> [Exercise objective]: Please update the lines starting at the line that contains "Patent image size: (1122, 452)." and ending at the end of the records, replacing "dump truck" with "tipper truck" and leaving everything else unchanged.

> [Given data]:
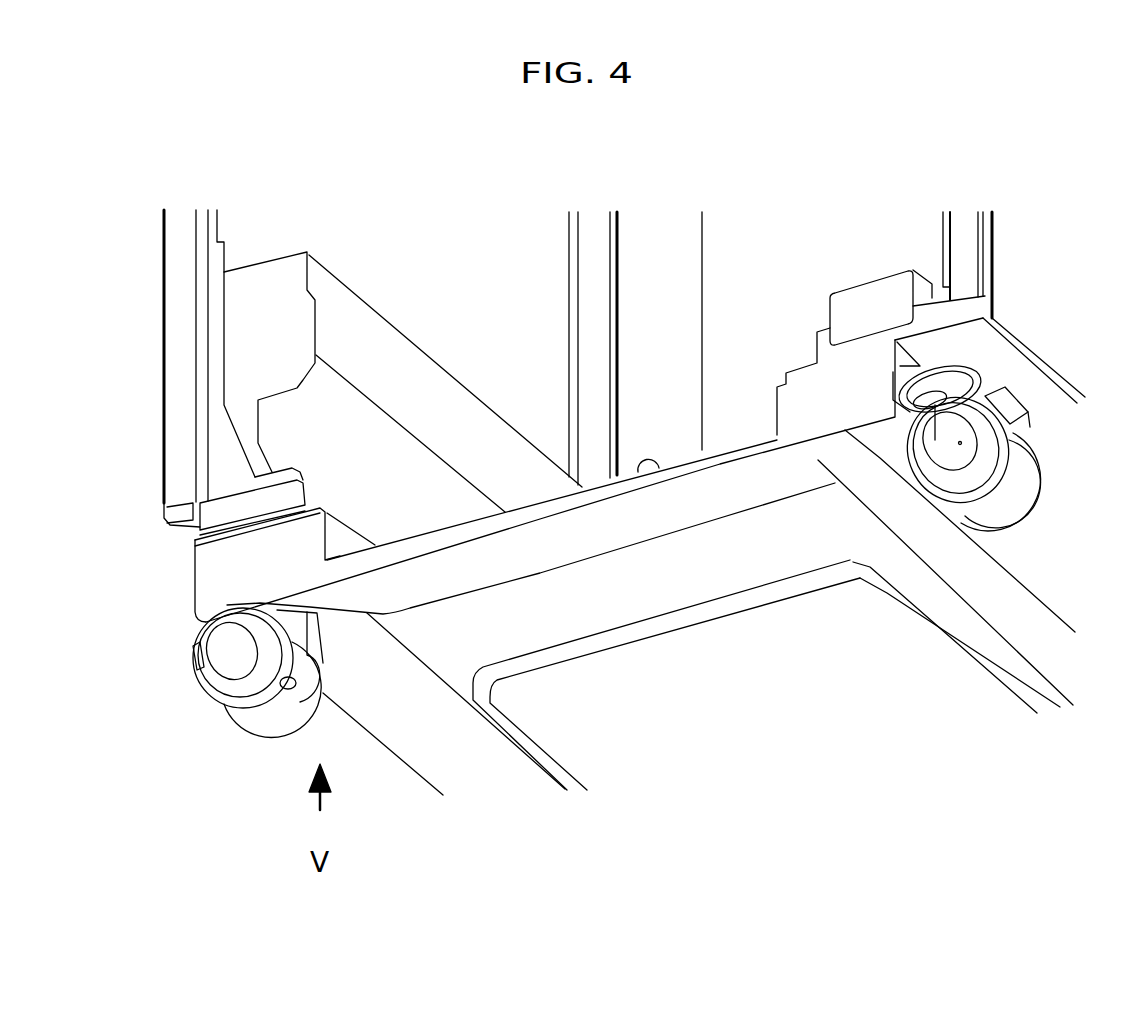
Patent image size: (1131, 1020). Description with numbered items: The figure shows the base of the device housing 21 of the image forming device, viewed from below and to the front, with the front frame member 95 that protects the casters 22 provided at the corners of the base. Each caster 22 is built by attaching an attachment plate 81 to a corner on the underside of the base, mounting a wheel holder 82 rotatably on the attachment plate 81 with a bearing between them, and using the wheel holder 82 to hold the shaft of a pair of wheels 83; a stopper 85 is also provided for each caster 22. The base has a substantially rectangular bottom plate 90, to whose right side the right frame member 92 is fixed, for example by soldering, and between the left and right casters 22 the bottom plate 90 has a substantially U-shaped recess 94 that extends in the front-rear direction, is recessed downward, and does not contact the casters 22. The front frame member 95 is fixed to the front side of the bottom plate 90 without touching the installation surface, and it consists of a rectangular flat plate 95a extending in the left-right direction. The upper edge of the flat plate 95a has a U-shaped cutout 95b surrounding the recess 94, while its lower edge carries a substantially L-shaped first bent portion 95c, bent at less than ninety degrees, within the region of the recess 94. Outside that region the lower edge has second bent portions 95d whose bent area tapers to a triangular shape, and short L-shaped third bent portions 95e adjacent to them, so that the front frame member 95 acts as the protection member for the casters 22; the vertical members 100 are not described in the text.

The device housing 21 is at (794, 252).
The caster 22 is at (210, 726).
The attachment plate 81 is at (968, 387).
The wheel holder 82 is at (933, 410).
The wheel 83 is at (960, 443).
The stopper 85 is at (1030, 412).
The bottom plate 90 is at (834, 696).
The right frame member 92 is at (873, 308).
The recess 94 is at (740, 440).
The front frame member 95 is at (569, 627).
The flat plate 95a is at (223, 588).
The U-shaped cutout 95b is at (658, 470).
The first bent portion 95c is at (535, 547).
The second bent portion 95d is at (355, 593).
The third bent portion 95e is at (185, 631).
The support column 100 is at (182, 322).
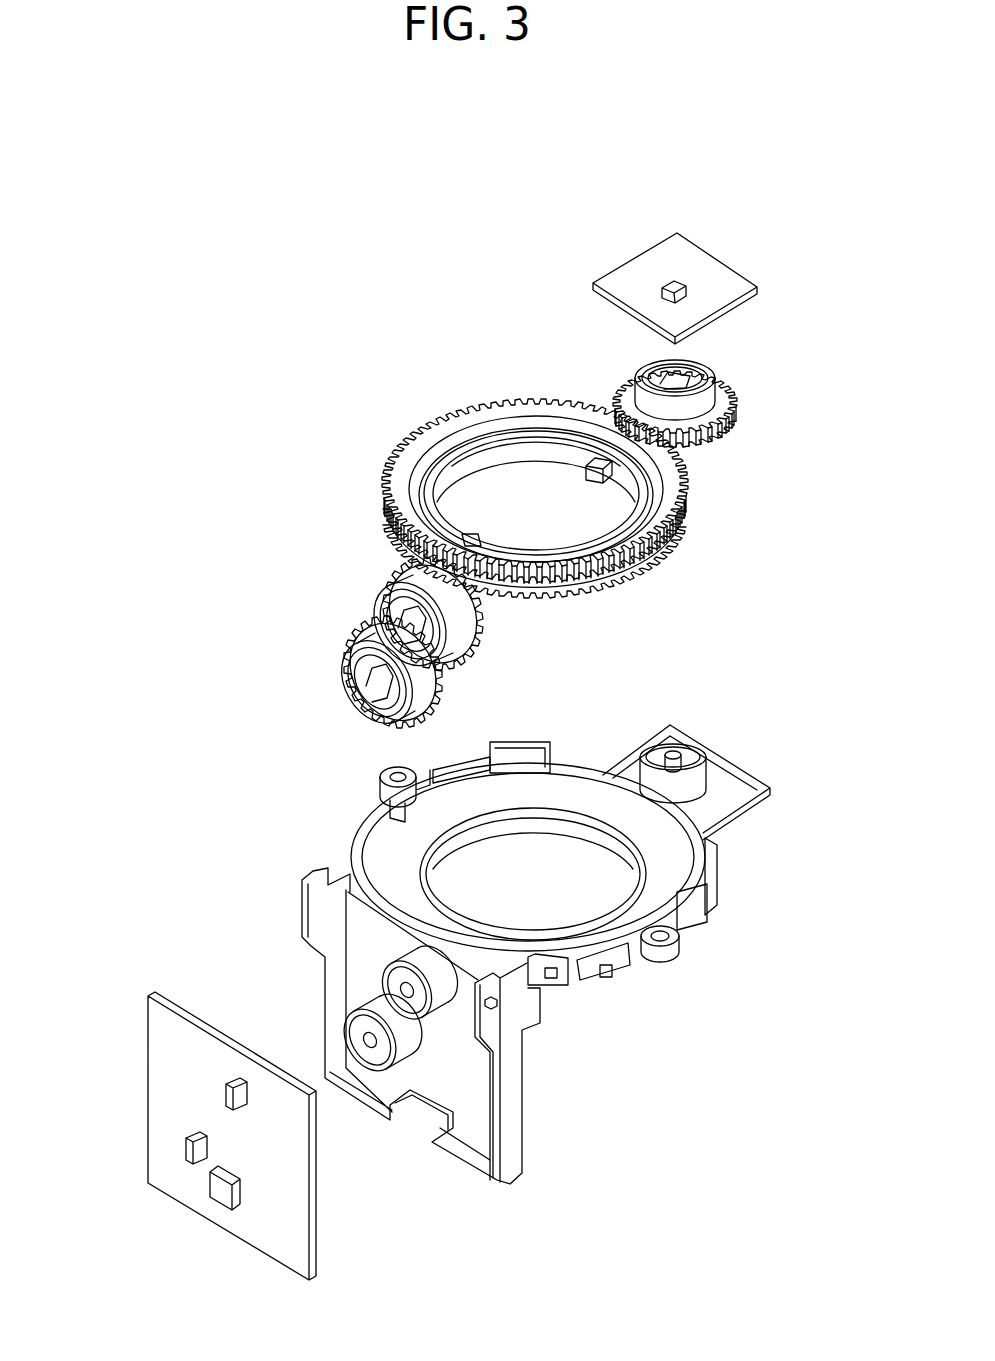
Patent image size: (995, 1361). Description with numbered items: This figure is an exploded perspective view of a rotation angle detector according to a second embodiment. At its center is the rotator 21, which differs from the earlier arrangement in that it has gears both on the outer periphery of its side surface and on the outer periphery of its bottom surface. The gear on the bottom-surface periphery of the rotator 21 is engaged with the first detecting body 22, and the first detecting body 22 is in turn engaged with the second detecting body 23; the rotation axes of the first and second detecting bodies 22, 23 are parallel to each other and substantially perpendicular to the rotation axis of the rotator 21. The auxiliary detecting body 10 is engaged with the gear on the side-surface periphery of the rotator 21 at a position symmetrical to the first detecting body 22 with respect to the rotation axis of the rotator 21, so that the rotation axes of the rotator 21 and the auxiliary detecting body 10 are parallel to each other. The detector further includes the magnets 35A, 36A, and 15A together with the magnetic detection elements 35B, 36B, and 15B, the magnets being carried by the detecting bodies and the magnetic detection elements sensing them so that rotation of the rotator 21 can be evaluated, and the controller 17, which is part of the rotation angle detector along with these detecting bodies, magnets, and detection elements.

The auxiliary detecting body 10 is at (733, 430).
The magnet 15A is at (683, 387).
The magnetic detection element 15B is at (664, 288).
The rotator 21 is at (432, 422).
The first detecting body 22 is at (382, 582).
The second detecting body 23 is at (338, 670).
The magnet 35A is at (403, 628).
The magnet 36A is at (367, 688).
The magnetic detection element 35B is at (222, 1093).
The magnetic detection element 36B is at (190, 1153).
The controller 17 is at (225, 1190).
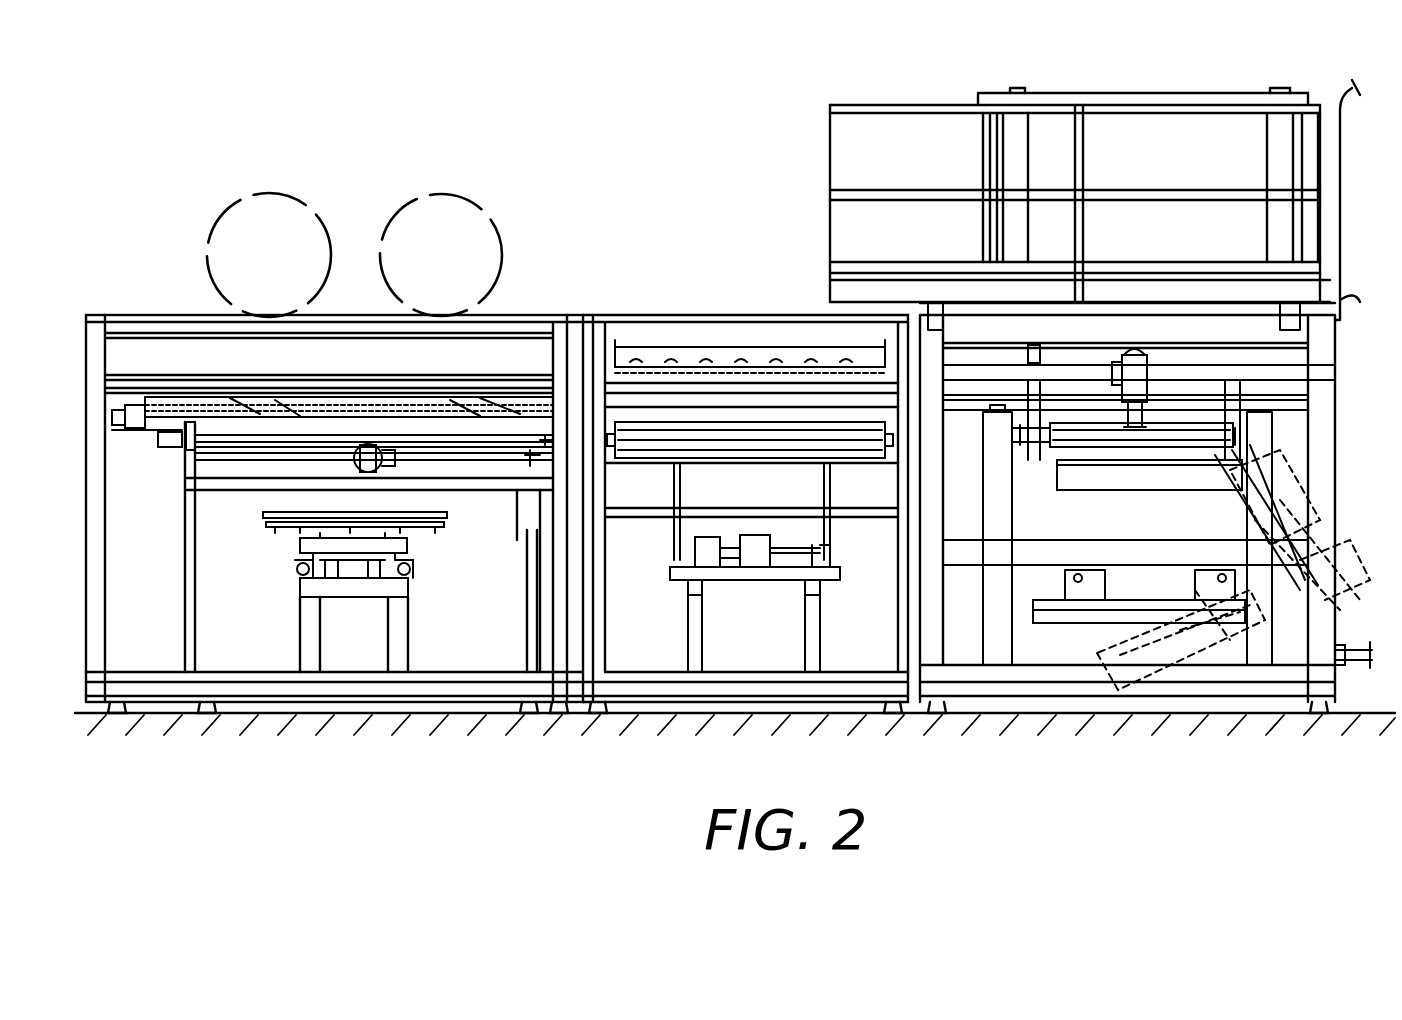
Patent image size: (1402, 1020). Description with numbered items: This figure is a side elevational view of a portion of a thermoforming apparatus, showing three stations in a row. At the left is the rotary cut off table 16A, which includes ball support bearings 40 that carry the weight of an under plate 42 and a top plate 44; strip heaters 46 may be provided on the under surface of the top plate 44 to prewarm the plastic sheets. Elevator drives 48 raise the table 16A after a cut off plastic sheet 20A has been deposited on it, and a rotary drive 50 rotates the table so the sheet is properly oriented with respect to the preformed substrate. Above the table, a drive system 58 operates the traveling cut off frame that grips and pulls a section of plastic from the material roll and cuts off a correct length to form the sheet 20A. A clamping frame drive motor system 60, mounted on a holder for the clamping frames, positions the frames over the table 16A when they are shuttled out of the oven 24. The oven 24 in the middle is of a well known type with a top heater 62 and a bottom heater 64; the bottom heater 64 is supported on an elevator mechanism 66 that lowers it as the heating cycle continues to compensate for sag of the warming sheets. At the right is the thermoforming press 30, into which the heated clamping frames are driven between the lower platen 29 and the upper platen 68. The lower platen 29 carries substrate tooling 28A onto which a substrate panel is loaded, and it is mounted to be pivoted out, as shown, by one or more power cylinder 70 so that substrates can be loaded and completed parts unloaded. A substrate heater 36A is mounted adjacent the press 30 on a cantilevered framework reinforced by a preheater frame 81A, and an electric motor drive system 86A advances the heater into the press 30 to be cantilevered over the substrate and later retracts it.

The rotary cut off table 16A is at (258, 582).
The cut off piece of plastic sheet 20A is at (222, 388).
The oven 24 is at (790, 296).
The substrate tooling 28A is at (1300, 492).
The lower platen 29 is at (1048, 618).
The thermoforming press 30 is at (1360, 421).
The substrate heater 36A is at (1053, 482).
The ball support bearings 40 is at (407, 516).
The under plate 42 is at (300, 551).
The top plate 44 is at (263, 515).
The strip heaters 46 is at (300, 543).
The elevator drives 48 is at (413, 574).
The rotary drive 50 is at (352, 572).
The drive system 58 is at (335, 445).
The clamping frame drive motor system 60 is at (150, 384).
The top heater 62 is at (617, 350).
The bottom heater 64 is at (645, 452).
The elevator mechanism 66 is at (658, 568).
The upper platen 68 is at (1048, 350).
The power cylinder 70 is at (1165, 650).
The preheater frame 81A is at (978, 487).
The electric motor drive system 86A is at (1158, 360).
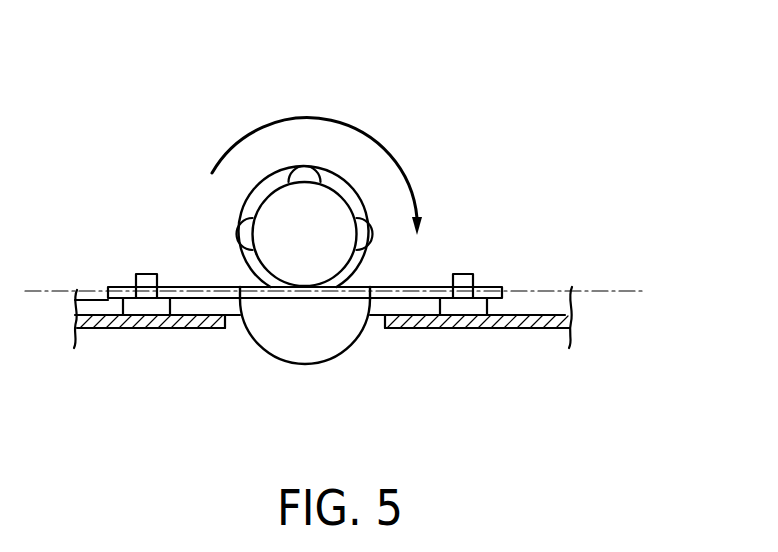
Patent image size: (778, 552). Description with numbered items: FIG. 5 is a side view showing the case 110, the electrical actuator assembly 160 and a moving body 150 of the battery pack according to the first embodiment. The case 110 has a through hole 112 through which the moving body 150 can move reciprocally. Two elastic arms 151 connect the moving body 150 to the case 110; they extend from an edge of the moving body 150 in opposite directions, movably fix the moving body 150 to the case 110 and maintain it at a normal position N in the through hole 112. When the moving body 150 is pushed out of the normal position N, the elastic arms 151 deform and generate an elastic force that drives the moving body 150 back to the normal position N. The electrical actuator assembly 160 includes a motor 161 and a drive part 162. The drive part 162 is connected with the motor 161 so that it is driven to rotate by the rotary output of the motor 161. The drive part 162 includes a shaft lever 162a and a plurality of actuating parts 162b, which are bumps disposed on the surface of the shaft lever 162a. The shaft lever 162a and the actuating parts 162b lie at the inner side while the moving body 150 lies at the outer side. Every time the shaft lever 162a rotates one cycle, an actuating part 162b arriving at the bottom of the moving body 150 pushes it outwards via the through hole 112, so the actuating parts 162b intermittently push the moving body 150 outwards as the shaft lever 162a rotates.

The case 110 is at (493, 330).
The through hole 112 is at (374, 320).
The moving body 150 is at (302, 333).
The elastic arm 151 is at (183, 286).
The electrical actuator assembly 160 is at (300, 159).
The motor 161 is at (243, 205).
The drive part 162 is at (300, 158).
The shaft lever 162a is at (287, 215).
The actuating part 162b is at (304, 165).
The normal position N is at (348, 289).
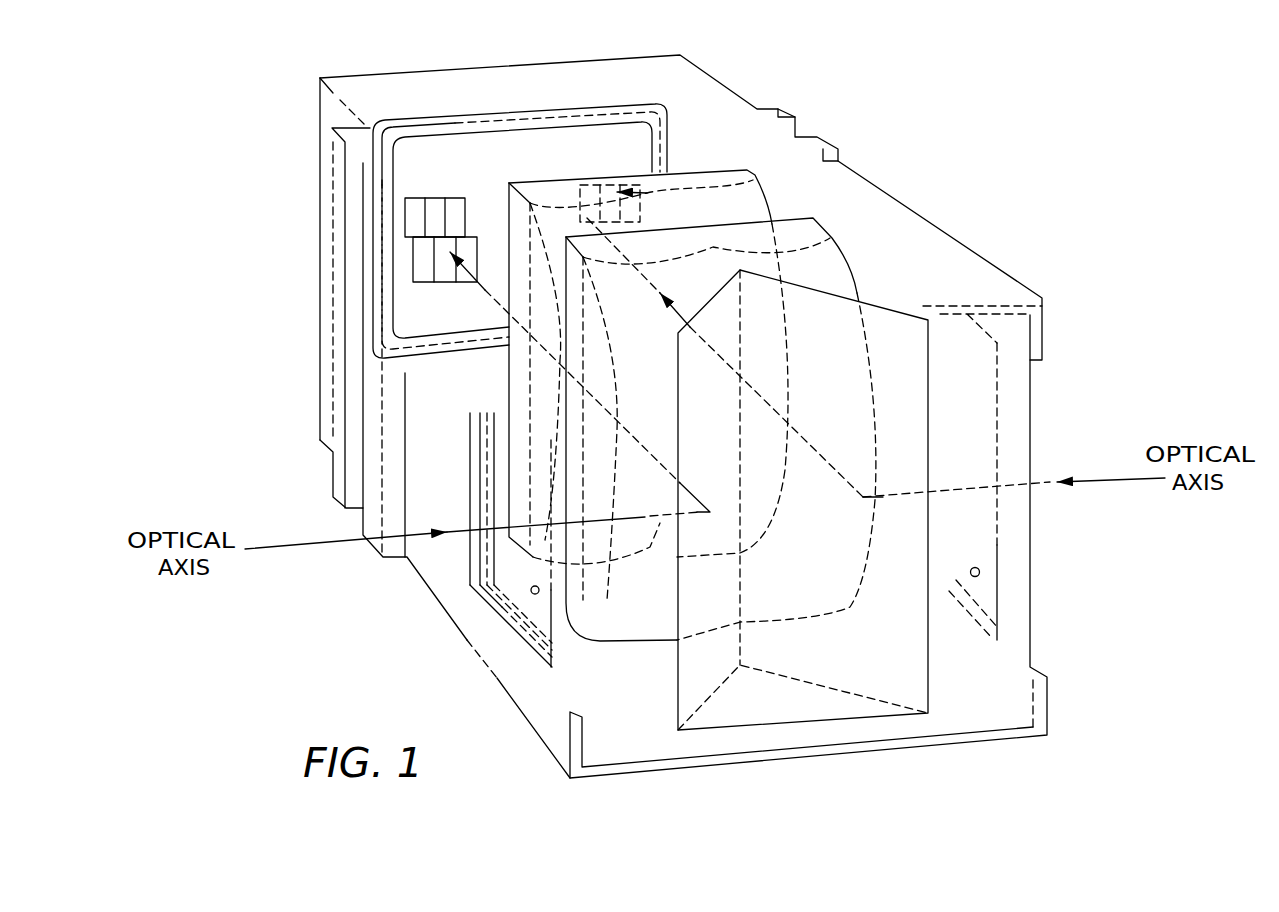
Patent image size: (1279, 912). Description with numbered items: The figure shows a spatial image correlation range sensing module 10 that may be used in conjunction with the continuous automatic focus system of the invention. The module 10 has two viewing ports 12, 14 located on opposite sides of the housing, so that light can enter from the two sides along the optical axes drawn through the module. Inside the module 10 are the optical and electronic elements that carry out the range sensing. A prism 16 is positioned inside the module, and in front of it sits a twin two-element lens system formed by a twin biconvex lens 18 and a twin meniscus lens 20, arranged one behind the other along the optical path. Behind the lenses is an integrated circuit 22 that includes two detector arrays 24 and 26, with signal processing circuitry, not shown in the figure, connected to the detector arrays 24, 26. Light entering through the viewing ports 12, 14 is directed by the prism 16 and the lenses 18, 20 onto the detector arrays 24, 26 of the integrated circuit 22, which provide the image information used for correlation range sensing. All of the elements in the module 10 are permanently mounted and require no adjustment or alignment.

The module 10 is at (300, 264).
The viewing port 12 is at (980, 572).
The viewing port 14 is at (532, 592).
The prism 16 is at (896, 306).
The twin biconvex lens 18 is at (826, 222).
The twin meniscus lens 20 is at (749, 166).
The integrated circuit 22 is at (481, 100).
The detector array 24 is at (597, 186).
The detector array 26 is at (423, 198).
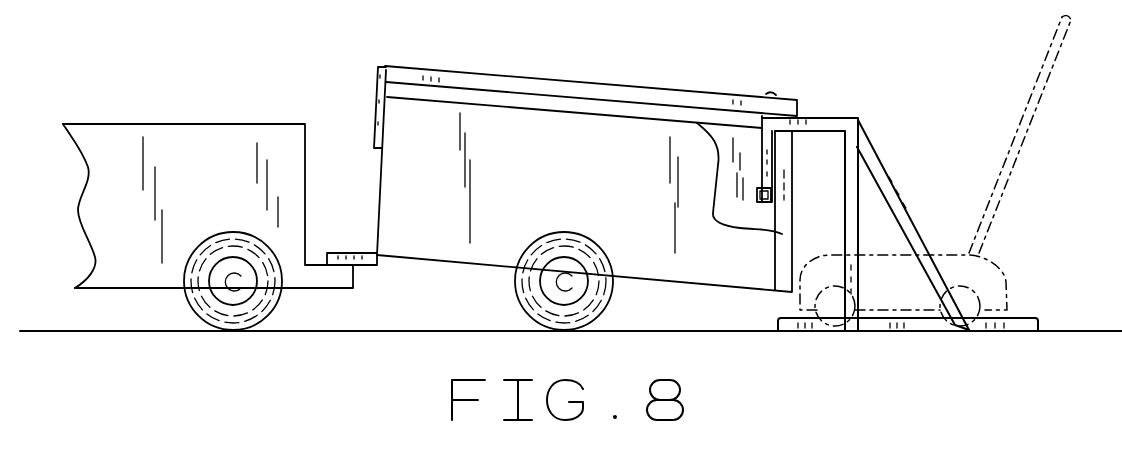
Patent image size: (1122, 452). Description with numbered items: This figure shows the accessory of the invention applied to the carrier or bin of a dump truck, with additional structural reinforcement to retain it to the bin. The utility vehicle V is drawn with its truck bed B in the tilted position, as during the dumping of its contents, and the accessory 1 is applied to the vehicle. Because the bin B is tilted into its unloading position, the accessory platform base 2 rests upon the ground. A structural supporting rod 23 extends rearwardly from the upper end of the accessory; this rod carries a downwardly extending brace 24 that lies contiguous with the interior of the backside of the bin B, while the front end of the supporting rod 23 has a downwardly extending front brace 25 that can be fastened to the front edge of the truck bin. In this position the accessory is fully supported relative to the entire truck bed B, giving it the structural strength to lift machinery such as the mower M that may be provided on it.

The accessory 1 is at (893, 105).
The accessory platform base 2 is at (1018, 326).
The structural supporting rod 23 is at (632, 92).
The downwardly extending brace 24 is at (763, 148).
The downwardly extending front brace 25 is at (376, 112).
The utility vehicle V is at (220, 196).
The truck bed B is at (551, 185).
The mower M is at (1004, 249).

> [Expected answer]:
Patent image size: (1122, 452). Description with numbered items: This figure shows the accessory of the invention applied to the carrier or bin of a tipper truck, with additional structural reinforcement to retain it to the bin. The utility vehicle V is drawn with its truck bed B in the tilted position, as during the dumping of its contents, and the accessory 1 is applied to the vehicle. Because the bin B is tilted into its unloading position, the accessory platform base 2 rests upon the ground. A structural supporting rod 23 extends rearwardly from the upper end of the accessory; this rod carries a downwardly extending brace 24 that lies contiguous with the interior of the backside of the bin B, while the front end of the supporting rod 23 has a downwardly extending front brace 25 that can be fastened to the front edge of the truck bin. In this position the accessory is fully supported relative to the entire truck bed B, giving it the structural strength to lift machinery such as the mower M that may be provided on it.

The accessory 1 is at (893, 105).
The accessory platform base 2 is at (1018, 326).
The structural supporting rod 23 is at (632, 92).
The downwardly extending brace 24 is at (763, 148).
The downwardly extending front brace 25 is at (376, 112).
The utility vehicle V is at (220, 196).
The truck bed B is at (551, 185).
The mower M is at (1004, 249).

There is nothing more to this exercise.